_PROBLEM TO WORK ON_
In the following material, identify every line holding the string "name" and return it.

_GIVEN RECORDS_

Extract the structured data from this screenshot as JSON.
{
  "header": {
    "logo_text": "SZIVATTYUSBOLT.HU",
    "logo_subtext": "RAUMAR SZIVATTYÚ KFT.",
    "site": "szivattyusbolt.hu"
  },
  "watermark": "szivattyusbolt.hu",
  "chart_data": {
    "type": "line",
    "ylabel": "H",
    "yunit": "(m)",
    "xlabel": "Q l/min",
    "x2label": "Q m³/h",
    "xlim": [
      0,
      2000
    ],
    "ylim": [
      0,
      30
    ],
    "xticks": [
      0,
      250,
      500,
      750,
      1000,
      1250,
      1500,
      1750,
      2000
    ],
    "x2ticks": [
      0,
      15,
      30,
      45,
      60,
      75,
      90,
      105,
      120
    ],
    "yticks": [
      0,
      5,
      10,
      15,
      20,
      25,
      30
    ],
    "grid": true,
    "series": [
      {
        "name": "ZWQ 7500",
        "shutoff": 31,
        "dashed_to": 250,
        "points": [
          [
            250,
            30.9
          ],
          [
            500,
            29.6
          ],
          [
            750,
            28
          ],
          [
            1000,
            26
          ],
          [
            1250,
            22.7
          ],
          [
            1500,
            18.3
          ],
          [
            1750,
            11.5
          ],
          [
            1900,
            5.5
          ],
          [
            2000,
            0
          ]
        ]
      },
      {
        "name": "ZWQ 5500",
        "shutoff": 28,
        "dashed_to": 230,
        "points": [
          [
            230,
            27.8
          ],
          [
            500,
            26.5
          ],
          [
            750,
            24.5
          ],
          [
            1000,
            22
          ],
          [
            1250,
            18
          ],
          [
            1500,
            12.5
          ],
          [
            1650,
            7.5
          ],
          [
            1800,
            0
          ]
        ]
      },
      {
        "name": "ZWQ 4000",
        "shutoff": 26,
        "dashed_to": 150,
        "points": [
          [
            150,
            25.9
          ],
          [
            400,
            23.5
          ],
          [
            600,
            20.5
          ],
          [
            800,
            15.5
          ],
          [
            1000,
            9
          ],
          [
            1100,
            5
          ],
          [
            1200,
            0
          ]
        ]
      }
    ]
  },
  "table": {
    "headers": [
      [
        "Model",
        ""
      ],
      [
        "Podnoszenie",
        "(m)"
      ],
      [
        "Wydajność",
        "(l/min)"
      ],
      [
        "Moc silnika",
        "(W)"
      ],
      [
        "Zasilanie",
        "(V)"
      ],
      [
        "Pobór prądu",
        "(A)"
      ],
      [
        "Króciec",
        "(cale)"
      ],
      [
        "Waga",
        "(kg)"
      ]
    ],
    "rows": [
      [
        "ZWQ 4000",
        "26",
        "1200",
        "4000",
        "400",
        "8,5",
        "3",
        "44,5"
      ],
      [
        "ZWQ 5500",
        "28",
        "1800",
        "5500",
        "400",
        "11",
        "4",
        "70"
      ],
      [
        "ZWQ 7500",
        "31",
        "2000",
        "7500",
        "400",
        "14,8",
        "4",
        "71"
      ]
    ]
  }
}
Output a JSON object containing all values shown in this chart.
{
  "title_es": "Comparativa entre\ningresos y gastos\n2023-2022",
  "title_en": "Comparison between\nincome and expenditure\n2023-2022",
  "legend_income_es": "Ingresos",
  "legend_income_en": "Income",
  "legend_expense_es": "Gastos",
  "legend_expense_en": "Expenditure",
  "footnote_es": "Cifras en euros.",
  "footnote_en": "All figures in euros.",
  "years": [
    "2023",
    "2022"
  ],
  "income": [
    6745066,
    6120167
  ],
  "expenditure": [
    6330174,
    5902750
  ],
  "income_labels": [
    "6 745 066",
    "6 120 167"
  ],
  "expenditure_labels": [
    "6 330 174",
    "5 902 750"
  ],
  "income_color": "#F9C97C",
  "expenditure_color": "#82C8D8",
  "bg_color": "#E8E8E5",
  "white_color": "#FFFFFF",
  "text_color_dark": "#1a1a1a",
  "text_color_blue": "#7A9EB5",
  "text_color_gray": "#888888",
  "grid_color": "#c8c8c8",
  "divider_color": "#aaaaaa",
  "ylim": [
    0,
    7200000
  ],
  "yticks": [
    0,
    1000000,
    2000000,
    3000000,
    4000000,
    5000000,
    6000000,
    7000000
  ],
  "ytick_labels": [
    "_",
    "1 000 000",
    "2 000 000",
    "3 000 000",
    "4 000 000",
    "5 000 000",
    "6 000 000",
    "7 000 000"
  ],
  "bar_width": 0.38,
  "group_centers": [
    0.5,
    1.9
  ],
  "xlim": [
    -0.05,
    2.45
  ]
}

_RESPONSE TO THIS TASK_
        "name": "ZWQ 7500",
        "name": "ZWQ 5500",
        "name": "ZWQ 4000",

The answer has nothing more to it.